- **PAGE TEXT**
My name is Percival Ten-Holt. I was born in Saba in 1944. I lived here until I was 13, then I left and I went to Curacao, then to Holland, back to Curacao, then to the States, Mexico, back to Curacao, and then finally I came home in early 1983. I am proud to be a Saban. My ancestors was Irish and Scottish and Dutch. My grandfather was a Dutchman from Holland. Ten-Holt is my title, and my mother was Irish.

Growing up on Zion's Hill, it was nice. I grew up here with my mother and my brother. I used to live down the road in front of the supermarket, and I used to go to school without shoes. It wasn't like these days. If we killed a goat we'd eat the fresh meat that day, and the rest was salted and put on the roof. If I came from playing and my mother said take down a piece of meat for her to put it in brown sugar to extract the salt, and I didn't do it, we didn't eat that day. So I know it now. Those are the things you learn when living here in Saba. It wasn't so easy those days. We cooked on three rocks. We had three rocks and my mother would cook but she knew exactly how much wood to put — three sizes of the wood, 1, 2, 3. And she'd put on the food, light it, go do the work in the house, come back and just push in the wood, go again. When the wood was finished the food was finished.

- **DIRECTION**
Copy the account of growing up in Saba from "Growing up on" to "food was finished.", substituting "three stones" for "three rocks".

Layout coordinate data
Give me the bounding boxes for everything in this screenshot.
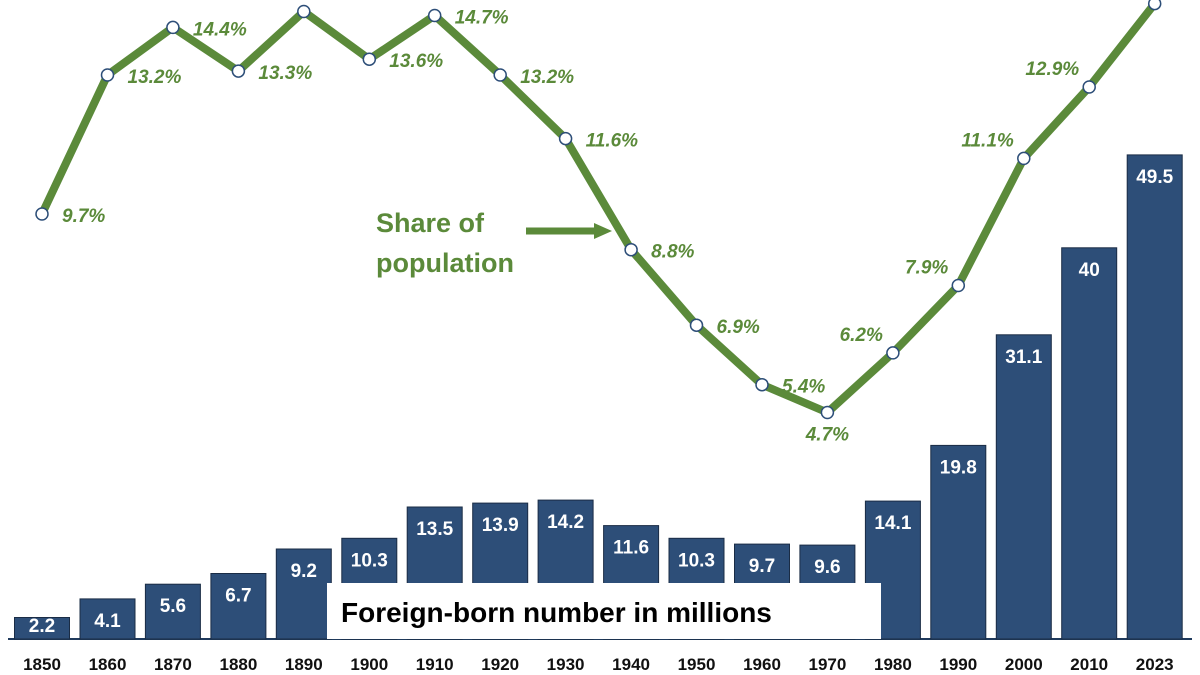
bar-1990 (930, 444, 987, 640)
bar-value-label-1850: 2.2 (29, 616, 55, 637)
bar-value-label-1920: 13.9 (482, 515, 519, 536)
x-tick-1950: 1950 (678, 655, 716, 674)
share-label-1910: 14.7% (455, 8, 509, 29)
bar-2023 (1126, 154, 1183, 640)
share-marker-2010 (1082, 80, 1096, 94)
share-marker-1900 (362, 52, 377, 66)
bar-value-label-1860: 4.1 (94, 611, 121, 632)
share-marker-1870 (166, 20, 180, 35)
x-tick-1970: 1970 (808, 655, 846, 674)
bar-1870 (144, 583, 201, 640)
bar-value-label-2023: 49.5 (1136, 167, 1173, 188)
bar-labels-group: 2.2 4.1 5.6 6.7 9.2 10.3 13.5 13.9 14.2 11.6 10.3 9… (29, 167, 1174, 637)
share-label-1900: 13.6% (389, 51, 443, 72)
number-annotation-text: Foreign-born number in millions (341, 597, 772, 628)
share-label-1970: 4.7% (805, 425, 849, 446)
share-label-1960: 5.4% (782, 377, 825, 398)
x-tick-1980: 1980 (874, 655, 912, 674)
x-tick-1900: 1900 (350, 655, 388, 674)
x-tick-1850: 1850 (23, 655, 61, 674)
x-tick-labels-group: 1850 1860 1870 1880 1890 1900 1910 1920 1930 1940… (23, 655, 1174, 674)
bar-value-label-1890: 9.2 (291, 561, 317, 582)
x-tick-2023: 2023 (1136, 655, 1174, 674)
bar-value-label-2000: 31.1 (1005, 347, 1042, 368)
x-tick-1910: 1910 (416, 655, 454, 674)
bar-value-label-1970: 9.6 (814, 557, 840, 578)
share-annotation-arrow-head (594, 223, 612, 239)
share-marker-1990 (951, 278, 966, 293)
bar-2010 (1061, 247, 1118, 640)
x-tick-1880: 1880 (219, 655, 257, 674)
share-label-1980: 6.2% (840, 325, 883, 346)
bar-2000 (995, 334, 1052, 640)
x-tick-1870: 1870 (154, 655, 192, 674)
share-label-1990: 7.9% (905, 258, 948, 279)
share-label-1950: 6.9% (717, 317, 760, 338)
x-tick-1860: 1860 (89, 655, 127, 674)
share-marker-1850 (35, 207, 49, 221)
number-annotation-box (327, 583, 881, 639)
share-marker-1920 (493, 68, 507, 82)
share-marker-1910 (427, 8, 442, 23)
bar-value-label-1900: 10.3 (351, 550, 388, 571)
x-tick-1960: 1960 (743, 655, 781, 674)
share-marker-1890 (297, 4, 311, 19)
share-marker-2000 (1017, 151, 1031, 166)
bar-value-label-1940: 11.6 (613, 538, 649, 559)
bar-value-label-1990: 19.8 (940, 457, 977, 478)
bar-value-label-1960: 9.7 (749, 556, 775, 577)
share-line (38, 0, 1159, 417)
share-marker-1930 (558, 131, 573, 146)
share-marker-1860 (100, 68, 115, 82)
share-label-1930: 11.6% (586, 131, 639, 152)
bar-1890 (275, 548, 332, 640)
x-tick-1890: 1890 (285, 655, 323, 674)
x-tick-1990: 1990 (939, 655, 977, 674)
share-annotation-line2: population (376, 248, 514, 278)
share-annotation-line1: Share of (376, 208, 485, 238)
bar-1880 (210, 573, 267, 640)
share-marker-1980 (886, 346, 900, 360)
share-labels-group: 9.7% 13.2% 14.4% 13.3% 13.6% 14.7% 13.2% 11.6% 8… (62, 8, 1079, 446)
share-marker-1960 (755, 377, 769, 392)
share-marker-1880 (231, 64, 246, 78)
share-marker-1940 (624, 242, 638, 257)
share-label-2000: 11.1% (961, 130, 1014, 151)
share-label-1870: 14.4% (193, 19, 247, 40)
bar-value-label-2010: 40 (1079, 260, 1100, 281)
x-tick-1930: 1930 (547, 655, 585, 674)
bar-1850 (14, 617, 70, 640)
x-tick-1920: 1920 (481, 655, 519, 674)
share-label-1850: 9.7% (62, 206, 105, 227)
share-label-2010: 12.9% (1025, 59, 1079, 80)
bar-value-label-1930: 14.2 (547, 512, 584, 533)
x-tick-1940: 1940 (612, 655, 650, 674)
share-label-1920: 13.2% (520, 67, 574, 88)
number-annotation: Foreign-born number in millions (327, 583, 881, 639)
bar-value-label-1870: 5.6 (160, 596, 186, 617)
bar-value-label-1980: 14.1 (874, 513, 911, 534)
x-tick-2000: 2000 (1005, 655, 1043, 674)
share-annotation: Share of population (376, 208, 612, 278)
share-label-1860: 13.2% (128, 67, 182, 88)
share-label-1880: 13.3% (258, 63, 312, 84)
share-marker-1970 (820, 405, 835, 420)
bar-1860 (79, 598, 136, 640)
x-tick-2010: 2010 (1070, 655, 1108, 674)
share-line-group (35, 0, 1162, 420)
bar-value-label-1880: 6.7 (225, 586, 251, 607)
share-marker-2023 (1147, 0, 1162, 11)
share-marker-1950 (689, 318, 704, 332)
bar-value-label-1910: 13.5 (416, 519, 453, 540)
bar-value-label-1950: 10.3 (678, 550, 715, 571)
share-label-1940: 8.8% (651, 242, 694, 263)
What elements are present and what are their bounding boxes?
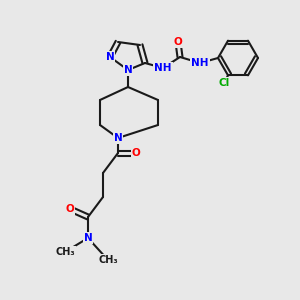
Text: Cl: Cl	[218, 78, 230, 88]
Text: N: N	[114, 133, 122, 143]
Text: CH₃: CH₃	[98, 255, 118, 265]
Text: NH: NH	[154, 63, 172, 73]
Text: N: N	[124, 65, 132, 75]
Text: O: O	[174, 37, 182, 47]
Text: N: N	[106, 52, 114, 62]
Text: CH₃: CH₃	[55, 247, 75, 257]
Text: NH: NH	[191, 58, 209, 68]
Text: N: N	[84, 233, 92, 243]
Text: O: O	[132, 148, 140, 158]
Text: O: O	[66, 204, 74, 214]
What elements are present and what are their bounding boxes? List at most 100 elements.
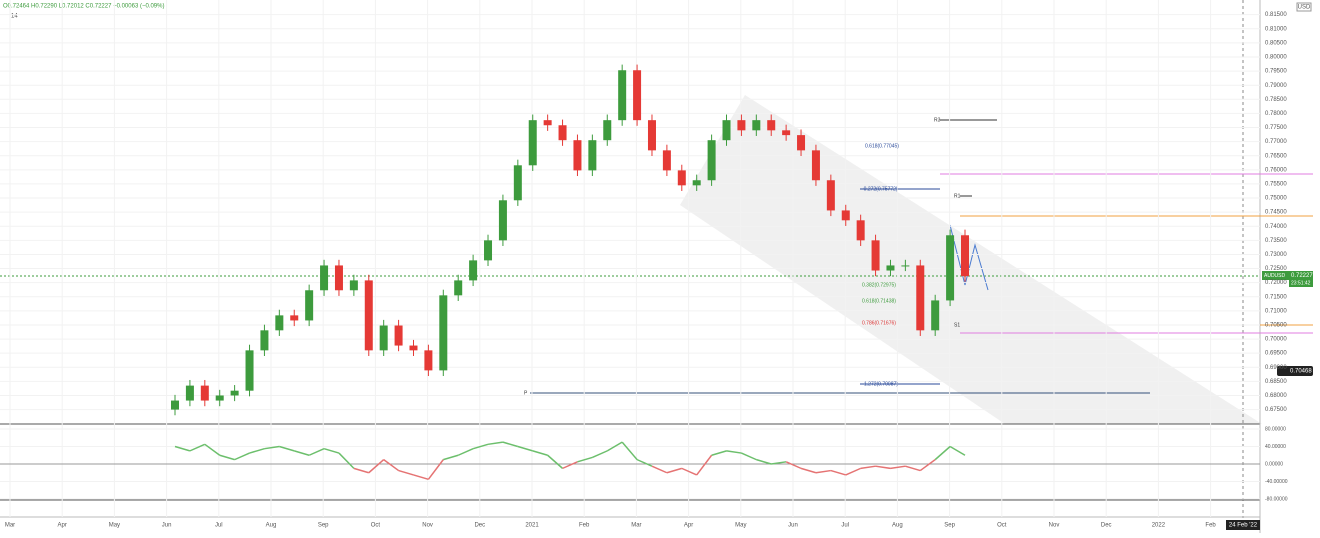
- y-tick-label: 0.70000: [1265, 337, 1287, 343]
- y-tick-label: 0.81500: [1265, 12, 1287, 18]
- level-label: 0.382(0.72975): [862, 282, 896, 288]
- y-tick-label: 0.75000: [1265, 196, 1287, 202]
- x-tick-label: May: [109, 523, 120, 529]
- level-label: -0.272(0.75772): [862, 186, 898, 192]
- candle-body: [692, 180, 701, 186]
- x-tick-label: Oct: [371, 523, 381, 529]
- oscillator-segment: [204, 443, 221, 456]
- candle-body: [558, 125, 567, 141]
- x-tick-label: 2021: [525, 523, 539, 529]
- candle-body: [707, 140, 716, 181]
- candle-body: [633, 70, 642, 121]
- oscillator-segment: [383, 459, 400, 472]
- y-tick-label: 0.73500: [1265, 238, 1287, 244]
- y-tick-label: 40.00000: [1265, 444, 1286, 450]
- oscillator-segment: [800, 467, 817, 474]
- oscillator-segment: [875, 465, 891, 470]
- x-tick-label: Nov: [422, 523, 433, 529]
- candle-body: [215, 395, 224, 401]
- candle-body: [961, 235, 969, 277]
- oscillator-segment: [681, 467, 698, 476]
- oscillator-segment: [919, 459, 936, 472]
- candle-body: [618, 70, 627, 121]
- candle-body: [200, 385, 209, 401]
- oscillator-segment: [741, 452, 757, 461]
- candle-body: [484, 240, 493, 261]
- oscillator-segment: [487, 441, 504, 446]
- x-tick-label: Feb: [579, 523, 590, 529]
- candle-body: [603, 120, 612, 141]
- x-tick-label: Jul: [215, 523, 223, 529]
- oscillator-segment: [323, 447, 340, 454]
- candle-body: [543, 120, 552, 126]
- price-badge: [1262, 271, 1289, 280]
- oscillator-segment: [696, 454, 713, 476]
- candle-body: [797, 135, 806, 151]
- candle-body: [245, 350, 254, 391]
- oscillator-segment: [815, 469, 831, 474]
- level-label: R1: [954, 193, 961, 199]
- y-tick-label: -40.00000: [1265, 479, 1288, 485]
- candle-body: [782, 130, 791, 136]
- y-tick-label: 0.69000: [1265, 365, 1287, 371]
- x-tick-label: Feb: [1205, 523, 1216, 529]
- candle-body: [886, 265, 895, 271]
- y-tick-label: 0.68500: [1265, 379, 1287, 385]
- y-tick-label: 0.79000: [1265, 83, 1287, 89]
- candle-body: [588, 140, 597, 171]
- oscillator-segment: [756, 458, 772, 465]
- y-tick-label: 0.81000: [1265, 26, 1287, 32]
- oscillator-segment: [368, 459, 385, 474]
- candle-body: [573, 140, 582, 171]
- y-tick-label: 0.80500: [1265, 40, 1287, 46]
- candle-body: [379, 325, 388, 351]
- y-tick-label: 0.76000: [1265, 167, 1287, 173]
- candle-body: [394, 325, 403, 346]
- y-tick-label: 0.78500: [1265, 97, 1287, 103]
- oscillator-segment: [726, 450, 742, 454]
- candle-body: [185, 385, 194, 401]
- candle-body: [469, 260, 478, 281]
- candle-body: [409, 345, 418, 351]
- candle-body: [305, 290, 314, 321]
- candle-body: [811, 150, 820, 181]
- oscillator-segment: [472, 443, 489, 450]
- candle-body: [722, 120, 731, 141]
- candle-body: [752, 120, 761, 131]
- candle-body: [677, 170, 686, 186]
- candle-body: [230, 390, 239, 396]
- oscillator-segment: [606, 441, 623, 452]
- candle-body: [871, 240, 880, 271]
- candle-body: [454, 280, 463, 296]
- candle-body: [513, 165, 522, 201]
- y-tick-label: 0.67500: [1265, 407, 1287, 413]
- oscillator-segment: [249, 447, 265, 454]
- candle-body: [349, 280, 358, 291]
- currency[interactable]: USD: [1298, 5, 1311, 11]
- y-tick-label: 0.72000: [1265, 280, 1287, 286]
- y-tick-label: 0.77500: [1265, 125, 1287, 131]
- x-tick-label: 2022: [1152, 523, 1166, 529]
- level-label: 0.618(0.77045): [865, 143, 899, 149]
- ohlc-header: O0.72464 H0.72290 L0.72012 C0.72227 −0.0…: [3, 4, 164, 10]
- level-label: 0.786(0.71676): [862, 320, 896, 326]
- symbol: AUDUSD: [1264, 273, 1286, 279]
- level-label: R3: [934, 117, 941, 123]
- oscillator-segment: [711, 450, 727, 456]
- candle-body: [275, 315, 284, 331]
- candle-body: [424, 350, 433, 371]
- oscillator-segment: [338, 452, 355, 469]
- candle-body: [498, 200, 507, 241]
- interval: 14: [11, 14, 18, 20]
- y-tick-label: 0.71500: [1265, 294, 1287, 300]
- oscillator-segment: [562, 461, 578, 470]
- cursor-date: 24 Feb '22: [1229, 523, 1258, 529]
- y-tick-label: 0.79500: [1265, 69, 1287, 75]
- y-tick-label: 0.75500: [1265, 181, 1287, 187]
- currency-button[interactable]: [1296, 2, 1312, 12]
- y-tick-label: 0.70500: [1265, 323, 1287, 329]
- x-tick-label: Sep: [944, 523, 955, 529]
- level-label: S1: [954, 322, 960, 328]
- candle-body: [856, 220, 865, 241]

- **FINISHED EXERCISE**
Growing up on Zion's Hill, it was nice. I grew up here with my mother and my brother. I used to live down the road in front of the supermarket, and I used to go to school without shoes. It wasn't like these days. If we killed a goat we'd eat the fresh meat that day, and the rest was salted and put on the roof. If I came from playing and my mother said take down a piece of meat for her to put it in brown sugar to extract the salt, and I didn't do it, we didn't eat that day. So I know it now. Those are the things you learn when living here in Saba. It wasn't so easy those days. We cooked on three stones. We had three stones and my mother would cook but she knew exactly how much wood to put — three sizes of the wood, 1, 2, 3. And she'd put on the food, light it, go do the work in the house, come back and just push in the wood, go again. When the wood was finished the food was finished.